:: Material ::
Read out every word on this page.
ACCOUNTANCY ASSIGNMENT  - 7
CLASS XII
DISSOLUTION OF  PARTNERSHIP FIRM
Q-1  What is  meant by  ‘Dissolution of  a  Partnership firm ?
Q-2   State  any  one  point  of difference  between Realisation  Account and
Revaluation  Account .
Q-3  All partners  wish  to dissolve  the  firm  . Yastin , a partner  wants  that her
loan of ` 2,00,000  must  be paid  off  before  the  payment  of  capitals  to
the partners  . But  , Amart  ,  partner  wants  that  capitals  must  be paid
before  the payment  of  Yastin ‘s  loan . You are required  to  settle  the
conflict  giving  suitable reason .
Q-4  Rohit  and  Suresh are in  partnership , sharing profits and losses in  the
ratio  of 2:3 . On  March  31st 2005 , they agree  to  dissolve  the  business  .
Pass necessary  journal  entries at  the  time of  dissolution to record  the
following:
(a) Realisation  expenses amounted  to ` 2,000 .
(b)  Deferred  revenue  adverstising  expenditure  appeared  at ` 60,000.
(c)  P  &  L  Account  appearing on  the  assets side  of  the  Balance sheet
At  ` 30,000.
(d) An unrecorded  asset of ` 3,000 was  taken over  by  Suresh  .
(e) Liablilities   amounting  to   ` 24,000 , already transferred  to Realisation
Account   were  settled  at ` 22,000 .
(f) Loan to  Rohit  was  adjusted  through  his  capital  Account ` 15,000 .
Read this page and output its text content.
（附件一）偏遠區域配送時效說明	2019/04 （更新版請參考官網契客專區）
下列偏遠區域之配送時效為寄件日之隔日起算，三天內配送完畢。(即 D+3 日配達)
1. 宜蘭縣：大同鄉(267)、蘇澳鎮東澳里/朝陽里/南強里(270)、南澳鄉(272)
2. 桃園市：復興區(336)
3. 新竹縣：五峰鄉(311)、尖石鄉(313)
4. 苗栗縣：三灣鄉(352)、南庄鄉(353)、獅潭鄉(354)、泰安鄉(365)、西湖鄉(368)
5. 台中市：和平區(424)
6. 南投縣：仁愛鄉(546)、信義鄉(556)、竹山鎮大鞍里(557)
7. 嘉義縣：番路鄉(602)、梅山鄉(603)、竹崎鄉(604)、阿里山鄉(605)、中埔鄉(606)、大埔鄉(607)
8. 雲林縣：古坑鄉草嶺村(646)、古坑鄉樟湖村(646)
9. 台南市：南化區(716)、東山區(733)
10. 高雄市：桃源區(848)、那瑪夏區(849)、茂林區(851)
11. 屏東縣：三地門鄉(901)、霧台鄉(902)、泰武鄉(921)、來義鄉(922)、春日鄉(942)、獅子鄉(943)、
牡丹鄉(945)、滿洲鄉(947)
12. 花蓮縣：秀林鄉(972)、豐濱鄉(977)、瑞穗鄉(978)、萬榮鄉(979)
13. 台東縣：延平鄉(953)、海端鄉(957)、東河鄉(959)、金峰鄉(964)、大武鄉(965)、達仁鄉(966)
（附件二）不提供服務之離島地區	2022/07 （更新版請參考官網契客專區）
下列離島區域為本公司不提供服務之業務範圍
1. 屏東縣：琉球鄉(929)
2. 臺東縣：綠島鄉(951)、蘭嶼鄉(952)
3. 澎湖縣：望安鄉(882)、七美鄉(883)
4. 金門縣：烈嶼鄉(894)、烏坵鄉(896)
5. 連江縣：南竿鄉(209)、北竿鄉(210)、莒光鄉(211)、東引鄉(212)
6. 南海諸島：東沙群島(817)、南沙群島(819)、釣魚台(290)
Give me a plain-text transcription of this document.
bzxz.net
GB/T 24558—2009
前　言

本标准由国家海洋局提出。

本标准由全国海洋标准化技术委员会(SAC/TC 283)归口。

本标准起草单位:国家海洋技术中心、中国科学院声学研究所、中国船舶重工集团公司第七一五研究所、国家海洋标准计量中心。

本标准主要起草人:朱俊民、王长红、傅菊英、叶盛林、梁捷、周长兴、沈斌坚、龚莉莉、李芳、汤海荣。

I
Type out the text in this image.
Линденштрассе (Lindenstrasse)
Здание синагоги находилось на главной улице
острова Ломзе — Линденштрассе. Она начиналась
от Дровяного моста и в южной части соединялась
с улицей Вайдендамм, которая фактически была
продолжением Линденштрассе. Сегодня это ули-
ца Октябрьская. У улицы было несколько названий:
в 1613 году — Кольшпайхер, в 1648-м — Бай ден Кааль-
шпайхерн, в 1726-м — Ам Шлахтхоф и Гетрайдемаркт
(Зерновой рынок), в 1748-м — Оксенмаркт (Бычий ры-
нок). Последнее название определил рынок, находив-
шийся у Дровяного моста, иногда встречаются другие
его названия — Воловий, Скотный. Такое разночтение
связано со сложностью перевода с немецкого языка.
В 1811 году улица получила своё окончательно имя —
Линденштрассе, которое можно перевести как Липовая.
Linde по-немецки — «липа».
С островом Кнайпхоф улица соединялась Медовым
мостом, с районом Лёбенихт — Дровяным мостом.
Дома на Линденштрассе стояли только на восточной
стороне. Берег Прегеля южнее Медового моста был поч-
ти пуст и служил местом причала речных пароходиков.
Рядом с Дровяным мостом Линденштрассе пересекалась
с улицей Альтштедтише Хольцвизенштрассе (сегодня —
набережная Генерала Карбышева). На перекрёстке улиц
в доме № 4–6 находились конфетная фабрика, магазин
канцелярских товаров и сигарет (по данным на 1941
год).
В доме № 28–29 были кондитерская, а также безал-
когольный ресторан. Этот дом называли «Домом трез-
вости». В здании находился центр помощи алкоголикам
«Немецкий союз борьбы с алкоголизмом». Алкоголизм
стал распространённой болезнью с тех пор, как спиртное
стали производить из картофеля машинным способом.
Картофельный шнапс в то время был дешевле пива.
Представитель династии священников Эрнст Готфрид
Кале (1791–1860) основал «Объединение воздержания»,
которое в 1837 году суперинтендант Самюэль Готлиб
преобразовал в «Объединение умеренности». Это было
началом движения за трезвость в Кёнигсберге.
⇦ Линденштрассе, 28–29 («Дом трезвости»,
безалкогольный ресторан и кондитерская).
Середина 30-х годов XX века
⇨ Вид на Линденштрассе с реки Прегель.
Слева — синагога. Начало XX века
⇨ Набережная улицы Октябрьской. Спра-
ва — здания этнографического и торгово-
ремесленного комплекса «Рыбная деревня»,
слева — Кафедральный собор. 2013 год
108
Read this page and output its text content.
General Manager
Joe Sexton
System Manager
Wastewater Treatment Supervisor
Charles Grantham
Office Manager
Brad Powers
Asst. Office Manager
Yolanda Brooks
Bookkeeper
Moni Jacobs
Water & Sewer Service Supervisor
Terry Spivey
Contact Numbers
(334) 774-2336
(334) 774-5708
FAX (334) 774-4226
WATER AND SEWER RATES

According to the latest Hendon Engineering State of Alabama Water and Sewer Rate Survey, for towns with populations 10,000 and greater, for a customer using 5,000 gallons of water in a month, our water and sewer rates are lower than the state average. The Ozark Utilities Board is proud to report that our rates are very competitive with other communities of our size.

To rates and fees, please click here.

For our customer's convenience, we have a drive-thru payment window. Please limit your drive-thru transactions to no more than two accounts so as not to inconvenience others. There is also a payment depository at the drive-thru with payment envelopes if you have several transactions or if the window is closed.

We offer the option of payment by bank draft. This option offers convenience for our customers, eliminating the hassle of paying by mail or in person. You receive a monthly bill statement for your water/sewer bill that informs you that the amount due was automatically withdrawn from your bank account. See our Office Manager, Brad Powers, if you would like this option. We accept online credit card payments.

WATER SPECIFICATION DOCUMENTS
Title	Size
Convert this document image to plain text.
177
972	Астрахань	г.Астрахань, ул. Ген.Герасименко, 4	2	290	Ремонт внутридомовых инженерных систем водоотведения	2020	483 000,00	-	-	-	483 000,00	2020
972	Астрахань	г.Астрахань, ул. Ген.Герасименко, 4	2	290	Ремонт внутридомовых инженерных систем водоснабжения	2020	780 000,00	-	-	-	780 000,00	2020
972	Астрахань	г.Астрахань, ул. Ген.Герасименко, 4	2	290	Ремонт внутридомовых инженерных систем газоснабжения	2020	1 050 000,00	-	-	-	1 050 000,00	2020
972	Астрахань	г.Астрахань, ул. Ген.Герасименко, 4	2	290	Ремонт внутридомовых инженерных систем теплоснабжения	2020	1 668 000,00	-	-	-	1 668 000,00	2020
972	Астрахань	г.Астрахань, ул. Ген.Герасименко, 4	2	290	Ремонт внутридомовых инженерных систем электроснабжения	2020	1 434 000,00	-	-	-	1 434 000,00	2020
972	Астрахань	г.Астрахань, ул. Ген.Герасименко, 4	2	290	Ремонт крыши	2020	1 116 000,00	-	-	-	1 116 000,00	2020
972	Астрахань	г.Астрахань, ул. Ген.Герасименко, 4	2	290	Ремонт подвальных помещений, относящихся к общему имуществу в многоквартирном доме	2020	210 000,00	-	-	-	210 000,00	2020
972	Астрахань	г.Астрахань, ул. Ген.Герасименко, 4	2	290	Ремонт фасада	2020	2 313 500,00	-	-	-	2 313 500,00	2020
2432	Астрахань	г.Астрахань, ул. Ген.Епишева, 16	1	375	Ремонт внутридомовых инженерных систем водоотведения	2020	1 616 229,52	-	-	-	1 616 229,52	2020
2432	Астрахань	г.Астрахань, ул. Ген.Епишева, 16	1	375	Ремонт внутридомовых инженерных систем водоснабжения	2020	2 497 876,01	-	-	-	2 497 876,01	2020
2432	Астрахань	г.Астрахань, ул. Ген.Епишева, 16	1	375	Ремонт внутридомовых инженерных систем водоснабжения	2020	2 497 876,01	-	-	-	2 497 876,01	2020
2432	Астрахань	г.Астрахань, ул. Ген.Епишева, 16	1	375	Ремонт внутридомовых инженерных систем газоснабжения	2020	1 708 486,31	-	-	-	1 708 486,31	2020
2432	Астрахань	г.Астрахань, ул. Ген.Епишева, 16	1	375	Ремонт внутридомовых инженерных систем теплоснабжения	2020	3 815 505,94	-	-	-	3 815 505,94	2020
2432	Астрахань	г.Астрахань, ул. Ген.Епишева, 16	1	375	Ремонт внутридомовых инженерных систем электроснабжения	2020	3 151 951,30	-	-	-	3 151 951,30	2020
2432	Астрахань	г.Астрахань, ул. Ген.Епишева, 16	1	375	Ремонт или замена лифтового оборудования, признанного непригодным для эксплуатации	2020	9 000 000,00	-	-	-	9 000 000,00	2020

:: Exercise task ::
Look through the listing above. Pick out each line with "систем" and copy it.

:: Response to the exercise ::
972	Астрахань	г.Астрахань, ул. Ген.Герасименко, 4	2	290	Ремонт внутридомовых инженерных систем водоотведения	2020	483 000,00	-	-	-	483 000,00	2020
972	Астрахань	г.Астрахань, ул. Ген.Герасименко, 4	2	290	Ремонт внутридомовых инженерных систем водоснабжения	2020	780 000,00	-	-	-	780 000,00	2020
972	Астрахань	г.Астрахань, ул. Ген.Герасименко, 4	2	290	Ремонт внутридомовых инженерных систем газоснабжения	2020	1 050 000,00	-	-	-	1 050 000,00	2020
972	Астрахань	г.Астрахань, ул. Ген.Герасименко, 4	2	290	Ремонт внутридомовых инженерных систем теплоснабжения	2020	1 668 000,00	-	-	-	1 668 000,00	2020
972	Астрахань	г.Астрахань, ул. Ген.Герасименко, 4	2	290	Ремонт внутридомовых инженерных систем электроснабжения	2020	1 434 000,00	-	-	-	1 434 000,00	2020
2432	Астрахань	г.Астрахань, ул. Ген.Епишева, 16	1	375	Ремонт внутридомовых инженерных систем водоотведения	2020	1 616 229,52	-	-	-	1 616 229,52	2020
2432	Астрахань	г.Астрахань, ул. Ген.Епишева, 16	1	375	Ремонт внутридомовых инженерных систем водоснабжения	2020	2 497 876,01	-	-	-	2 497 876,01	2020
2432	Астрахань	г.Астрахань, ул. Ген.Епишева, 16	1	375	Ремонт внутридомовых инженерных систем водоснабжения	2020	2 497 876,01	-	-	-	2 497 876,01	2020
2432	Астрахань	г.Астрахань, ул. Ген.Епишева, 16	1	375	Ремонт внутридомовых инженерных систем газоснабжения	2020	1 708 486,31	-	-	-	1 708 486,31	2020
2432	Астрахань	г.Астрахань, ул. Ген.Епишева, 16	1	375	Ремонт внутридомовых инженерных систем теплоснабжения	2020	3 815 505,94	-	-	-	3 815 505,94	2020
2432	Астрахань	г.Астрахань, ул. Ген.Епишева, 16	1	375	Ремонт внутридомовых инженерных систем электроснабжения	2020	3 151 951,30	-	-	-	3 151 951,30	2020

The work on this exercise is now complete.